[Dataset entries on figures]
— start —
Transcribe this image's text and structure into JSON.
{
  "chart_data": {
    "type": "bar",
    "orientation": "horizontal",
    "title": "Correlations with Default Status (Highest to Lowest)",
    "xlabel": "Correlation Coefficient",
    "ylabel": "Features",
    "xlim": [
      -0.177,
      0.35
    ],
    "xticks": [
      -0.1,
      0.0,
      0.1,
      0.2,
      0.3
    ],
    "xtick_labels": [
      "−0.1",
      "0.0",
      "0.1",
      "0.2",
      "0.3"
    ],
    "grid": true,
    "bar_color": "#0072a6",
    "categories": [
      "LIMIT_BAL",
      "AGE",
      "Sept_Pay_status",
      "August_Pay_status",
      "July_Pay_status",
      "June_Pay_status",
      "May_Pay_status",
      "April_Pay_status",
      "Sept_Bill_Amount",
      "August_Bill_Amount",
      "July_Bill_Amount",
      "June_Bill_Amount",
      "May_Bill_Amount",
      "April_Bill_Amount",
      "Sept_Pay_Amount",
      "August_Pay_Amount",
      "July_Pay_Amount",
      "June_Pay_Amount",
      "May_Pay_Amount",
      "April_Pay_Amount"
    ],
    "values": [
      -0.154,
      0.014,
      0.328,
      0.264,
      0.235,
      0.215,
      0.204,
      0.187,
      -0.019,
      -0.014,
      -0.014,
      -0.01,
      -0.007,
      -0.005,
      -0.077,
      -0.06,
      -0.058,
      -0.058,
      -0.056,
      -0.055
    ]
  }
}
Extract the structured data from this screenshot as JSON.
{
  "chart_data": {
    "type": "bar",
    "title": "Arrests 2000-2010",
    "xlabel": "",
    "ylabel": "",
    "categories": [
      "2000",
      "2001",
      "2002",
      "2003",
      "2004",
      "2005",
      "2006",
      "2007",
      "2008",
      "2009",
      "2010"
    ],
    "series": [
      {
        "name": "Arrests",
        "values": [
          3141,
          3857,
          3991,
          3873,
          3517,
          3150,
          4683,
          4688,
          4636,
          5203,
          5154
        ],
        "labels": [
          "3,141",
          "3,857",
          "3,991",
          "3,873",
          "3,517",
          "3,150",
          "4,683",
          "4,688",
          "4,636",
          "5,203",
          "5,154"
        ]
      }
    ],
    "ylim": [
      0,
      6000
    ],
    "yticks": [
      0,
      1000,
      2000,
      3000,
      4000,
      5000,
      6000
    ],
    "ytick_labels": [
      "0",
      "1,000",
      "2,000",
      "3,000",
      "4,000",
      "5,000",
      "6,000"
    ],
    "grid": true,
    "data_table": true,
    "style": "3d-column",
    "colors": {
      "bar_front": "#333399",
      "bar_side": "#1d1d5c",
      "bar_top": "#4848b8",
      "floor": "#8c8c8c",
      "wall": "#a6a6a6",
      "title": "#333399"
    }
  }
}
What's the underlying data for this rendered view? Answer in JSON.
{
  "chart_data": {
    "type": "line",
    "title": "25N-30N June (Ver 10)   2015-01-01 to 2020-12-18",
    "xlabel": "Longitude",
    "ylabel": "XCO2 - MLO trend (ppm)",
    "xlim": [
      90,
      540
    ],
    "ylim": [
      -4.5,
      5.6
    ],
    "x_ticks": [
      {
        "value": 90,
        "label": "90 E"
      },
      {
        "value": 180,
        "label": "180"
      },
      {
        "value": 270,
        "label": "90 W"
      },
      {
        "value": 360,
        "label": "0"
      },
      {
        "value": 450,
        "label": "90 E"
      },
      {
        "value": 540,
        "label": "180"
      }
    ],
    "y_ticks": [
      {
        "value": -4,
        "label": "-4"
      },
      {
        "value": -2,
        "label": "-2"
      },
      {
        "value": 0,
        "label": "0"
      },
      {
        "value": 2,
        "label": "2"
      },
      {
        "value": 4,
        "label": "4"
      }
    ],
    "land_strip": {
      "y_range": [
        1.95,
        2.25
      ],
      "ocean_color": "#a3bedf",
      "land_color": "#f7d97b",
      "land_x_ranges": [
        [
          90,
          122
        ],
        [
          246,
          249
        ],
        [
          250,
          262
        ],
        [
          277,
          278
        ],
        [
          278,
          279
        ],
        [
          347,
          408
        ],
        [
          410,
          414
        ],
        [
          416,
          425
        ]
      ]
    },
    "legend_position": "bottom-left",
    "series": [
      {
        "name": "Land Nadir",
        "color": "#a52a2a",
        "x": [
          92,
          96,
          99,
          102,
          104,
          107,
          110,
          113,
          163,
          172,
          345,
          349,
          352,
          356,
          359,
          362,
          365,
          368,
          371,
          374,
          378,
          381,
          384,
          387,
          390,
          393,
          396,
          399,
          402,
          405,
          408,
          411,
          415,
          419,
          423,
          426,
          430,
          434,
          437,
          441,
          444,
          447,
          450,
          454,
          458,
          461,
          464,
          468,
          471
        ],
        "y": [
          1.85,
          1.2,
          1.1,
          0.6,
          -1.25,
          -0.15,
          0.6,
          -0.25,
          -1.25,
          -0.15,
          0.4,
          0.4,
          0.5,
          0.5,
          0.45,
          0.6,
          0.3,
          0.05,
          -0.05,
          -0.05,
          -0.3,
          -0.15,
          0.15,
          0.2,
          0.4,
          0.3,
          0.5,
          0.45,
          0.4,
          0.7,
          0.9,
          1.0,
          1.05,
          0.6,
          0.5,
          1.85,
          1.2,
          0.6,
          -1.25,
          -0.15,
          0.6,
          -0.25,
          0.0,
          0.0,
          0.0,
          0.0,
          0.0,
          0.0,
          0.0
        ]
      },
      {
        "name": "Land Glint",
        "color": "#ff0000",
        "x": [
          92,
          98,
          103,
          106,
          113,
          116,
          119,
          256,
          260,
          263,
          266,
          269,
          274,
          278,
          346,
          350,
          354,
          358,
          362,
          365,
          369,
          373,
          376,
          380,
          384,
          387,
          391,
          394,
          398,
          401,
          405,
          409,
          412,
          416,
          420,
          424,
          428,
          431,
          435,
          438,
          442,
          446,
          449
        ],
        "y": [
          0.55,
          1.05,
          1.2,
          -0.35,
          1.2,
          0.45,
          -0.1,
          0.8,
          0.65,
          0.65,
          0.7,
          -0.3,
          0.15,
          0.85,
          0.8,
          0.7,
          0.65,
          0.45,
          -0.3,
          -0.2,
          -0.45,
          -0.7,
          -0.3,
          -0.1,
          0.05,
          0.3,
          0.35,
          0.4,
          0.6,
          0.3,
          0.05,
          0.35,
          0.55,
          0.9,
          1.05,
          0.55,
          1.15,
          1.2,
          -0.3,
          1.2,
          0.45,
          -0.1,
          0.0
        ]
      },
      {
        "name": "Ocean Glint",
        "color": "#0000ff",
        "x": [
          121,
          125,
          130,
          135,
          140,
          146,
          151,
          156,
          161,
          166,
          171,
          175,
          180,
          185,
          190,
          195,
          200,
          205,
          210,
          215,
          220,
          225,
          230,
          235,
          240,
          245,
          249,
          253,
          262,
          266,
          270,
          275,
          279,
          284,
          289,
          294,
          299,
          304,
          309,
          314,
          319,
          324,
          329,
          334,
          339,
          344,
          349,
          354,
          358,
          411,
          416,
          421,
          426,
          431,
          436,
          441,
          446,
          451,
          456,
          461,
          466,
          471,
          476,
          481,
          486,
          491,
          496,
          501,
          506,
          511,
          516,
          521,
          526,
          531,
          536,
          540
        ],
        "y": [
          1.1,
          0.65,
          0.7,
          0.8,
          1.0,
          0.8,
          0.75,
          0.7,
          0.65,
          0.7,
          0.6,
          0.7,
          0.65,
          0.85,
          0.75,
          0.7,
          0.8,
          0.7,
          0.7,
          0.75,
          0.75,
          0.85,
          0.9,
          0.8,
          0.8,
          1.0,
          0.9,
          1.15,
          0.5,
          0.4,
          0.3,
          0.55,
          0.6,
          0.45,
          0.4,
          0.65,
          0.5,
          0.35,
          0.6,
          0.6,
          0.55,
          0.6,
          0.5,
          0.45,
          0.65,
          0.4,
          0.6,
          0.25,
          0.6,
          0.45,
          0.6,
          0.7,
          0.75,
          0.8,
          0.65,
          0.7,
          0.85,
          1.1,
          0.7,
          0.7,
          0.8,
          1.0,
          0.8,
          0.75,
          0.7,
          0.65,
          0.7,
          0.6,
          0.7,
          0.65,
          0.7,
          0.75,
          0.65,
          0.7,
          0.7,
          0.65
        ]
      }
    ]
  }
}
— end —
**Your goal**
How many of the lines above hold the word "title"? Give only that number.

**Reply**
4